[Description of the task] Extract every line of the listing below that contains the string "date". Treat the match as case-sensitive.

[Data to use]
========
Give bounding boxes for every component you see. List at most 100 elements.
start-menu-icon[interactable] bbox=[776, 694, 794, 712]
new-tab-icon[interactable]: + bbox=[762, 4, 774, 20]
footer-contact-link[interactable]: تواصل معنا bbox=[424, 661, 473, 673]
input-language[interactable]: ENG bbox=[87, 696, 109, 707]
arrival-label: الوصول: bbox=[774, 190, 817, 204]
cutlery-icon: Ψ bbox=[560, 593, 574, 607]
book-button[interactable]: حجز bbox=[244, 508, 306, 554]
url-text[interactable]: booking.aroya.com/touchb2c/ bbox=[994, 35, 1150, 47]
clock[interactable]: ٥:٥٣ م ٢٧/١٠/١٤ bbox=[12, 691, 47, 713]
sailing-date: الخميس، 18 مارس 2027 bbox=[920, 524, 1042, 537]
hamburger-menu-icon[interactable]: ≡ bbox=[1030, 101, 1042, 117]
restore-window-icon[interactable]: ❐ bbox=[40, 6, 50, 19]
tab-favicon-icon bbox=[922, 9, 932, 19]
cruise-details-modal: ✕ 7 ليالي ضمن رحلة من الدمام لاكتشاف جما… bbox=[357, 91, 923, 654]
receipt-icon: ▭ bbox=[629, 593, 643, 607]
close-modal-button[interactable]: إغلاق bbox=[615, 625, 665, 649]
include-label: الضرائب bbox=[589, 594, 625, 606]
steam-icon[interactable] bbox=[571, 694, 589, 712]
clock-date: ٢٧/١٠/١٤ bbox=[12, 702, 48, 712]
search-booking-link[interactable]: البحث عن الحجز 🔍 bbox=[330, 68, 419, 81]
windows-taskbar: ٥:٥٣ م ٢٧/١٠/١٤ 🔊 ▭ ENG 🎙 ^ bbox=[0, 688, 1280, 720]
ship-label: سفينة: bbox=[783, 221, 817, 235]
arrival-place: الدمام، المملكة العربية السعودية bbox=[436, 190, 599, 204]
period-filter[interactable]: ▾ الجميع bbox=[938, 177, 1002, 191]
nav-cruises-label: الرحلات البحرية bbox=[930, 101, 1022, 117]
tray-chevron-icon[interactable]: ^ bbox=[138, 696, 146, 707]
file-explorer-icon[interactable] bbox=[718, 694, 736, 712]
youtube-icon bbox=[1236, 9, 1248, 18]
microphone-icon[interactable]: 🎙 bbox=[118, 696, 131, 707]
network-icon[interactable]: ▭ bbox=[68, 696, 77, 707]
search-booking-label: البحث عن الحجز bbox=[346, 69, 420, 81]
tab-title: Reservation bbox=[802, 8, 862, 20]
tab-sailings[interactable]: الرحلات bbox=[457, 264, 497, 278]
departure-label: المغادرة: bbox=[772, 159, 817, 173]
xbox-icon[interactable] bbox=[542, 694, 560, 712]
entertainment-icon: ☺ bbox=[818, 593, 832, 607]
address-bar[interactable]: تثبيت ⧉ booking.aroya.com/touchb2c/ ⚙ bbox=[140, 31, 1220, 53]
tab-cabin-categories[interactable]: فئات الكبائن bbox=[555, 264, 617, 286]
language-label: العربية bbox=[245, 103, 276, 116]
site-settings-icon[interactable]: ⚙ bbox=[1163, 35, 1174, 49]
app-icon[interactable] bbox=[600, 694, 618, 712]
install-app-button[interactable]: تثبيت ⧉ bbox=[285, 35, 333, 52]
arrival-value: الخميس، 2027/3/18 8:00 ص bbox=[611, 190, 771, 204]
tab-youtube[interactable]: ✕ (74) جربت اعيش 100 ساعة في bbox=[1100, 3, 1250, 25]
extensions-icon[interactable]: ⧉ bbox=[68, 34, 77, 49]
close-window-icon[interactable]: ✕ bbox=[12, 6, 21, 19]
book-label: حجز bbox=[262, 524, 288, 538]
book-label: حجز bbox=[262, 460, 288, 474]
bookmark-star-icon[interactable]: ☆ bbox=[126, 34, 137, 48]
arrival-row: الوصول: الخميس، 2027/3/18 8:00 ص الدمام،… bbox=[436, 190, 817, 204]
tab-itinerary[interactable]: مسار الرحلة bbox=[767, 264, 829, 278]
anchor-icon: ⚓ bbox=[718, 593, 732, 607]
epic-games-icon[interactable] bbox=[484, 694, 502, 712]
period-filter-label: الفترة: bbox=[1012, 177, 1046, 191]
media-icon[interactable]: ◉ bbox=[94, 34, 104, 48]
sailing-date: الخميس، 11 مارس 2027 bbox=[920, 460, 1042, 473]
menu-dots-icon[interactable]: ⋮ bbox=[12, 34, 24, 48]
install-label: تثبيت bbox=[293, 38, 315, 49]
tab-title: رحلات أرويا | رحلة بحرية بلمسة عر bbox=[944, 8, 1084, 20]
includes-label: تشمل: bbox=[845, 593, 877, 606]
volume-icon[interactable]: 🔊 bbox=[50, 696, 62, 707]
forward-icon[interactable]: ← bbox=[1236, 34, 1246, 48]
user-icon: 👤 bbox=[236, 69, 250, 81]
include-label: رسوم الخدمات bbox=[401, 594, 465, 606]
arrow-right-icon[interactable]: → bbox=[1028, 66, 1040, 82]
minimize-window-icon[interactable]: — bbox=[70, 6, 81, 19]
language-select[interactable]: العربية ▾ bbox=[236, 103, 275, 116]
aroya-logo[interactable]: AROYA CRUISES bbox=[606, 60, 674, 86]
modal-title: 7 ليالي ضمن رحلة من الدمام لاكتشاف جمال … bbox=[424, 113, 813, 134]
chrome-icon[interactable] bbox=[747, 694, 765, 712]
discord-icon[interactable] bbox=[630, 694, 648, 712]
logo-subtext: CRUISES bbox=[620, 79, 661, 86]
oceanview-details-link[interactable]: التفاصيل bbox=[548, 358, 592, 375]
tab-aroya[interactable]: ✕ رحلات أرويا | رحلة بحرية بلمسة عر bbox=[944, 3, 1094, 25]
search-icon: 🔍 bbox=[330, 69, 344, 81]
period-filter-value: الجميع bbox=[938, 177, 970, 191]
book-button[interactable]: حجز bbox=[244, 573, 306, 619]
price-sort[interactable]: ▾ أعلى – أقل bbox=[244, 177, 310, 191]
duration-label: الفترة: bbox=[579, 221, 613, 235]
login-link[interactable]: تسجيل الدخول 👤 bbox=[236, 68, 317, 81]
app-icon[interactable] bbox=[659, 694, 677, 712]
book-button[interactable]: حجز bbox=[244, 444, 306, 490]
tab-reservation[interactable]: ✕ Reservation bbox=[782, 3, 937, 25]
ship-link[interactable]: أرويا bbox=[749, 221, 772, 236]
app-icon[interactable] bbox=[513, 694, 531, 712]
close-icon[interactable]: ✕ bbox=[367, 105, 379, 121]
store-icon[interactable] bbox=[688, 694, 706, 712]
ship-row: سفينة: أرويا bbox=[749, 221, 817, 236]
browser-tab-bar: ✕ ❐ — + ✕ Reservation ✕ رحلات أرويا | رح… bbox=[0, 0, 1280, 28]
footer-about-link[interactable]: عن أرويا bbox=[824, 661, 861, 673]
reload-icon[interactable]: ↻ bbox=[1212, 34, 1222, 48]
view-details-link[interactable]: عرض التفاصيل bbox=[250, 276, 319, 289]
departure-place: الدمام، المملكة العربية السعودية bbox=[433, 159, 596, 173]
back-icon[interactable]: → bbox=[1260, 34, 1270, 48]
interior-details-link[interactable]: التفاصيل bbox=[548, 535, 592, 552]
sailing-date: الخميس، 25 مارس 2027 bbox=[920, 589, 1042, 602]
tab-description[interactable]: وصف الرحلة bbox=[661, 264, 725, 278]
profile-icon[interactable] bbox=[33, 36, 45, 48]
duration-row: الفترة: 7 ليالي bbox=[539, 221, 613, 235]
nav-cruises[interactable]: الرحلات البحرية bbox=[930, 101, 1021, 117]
========
[Solution to the exercise]
sailing-date: الخميس، 18 مارس 2027 bbox=[920, 524, 1042, 537]
clock-date: ٢٧/١٠/١٤ bbox=[12, 702, 48, 712]
sailing-date: الخميس، 11 مارس 2027 bbox=[920, 460, 1042, 473]
sailing-date: الخميس، 25 مارس 2027 bbox=[920, 589, 1042, 602]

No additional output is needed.